# [REQUEST]
Copy each line of the entries beneath that contains the word "SRMTID".

# [DATA TO PROCESS]
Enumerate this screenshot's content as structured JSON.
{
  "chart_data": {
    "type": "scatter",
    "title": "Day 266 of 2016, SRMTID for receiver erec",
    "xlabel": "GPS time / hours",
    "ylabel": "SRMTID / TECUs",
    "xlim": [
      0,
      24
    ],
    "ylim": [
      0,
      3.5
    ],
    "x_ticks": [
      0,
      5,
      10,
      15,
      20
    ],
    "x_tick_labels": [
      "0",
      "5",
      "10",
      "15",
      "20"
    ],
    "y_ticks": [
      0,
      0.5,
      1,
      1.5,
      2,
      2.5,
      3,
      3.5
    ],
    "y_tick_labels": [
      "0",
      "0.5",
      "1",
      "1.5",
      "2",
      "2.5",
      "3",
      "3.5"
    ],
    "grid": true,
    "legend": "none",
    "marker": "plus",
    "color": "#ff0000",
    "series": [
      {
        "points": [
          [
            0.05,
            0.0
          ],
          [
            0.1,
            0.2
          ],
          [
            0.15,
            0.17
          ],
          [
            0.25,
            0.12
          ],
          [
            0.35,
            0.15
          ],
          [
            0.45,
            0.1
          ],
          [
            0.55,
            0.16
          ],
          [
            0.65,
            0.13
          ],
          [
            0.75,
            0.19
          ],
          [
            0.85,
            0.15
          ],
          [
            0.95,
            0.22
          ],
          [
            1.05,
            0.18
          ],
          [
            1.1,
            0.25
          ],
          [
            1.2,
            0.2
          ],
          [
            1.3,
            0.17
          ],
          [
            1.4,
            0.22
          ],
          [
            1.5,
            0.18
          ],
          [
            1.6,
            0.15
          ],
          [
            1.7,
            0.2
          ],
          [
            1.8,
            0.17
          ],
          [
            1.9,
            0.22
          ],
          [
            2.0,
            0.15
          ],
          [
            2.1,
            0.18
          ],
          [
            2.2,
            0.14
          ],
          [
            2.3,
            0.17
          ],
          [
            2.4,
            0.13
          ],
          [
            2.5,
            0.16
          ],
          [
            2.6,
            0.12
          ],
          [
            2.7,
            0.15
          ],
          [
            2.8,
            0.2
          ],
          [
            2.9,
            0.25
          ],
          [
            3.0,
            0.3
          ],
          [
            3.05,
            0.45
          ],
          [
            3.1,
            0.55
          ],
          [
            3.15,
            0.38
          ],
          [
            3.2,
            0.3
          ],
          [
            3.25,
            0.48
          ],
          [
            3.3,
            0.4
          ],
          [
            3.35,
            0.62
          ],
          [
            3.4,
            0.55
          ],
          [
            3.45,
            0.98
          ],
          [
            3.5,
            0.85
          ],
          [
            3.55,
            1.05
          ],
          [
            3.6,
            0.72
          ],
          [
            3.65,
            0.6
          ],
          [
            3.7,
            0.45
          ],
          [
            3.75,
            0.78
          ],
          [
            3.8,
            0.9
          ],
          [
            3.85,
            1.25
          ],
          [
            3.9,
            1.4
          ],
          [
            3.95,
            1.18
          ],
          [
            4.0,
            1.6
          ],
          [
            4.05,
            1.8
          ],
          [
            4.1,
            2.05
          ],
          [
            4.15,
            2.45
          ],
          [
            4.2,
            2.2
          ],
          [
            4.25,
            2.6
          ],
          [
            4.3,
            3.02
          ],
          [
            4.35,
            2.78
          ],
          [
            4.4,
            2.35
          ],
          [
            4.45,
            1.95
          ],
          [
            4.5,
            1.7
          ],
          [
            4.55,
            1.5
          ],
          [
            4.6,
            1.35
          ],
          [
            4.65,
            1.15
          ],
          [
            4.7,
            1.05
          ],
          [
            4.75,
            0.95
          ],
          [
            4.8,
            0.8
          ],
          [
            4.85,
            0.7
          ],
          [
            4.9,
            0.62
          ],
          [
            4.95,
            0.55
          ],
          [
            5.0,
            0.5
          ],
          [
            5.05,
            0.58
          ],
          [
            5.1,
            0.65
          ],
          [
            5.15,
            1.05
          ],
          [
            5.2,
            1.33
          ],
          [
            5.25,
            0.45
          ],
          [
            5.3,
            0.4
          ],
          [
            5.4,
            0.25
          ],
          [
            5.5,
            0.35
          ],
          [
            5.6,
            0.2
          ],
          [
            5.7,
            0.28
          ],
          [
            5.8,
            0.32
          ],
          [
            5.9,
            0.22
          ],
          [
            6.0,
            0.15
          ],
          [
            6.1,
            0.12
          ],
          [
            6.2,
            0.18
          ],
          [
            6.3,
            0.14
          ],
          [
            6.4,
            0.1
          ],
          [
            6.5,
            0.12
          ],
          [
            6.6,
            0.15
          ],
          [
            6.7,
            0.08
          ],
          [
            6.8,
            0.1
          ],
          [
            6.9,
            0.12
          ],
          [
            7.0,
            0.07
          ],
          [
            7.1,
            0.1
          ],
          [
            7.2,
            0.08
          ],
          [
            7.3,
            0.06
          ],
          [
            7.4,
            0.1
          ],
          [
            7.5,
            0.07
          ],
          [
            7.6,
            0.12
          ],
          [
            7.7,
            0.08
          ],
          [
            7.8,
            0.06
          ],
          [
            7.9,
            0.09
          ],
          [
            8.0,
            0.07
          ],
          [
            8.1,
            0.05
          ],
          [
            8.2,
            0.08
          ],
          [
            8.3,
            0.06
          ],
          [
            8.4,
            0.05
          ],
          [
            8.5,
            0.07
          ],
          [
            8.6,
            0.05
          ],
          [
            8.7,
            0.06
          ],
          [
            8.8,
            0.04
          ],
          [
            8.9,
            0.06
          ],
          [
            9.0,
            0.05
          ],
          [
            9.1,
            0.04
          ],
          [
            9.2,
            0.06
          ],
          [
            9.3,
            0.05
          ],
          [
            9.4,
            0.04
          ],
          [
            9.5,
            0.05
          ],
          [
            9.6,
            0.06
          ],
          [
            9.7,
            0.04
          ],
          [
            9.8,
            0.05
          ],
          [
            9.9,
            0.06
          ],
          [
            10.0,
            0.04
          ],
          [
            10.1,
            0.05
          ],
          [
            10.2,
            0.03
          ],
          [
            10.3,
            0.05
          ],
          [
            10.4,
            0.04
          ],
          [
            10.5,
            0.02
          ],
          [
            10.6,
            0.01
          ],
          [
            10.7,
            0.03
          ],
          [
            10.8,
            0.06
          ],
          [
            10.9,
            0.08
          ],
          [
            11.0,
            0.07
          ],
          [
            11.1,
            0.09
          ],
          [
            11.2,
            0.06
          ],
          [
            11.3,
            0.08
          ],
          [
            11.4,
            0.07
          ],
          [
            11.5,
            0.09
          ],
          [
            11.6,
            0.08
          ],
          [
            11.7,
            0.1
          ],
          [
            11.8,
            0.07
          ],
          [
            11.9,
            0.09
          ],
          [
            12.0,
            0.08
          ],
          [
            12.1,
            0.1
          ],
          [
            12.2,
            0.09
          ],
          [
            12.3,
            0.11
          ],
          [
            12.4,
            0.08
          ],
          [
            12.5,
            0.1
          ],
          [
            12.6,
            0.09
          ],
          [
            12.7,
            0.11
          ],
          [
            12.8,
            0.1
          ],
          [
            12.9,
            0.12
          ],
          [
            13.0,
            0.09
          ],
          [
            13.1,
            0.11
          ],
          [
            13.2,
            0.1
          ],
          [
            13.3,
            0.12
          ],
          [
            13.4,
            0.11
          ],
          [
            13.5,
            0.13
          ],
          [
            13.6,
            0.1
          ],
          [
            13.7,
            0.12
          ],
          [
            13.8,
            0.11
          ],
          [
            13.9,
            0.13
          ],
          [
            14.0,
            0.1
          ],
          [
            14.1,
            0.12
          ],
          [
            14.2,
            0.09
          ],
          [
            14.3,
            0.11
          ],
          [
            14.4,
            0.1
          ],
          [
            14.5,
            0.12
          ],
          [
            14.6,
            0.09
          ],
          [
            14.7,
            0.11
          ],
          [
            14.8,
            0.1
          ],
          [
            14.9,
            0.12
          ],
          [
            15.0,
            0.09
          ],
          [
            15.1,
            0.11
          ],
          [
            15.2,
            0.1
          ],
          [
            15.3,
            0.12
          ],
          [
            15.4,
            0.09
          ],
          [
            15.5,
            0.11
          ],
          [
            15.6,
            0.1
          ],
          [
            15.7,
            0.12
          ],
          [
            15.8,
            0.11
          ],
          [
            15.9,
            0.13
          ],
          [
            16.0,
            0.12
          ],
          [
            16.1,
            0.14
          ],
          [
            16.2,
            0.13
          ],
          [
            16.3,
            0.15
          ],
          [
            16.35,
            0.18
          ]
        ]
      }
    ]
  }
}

# [EXERCISE RESPONSE]
    "title": "Day 266 of 2016, SRMTID for receiver erec",
    "ylabel": "SRMTID / TECUs",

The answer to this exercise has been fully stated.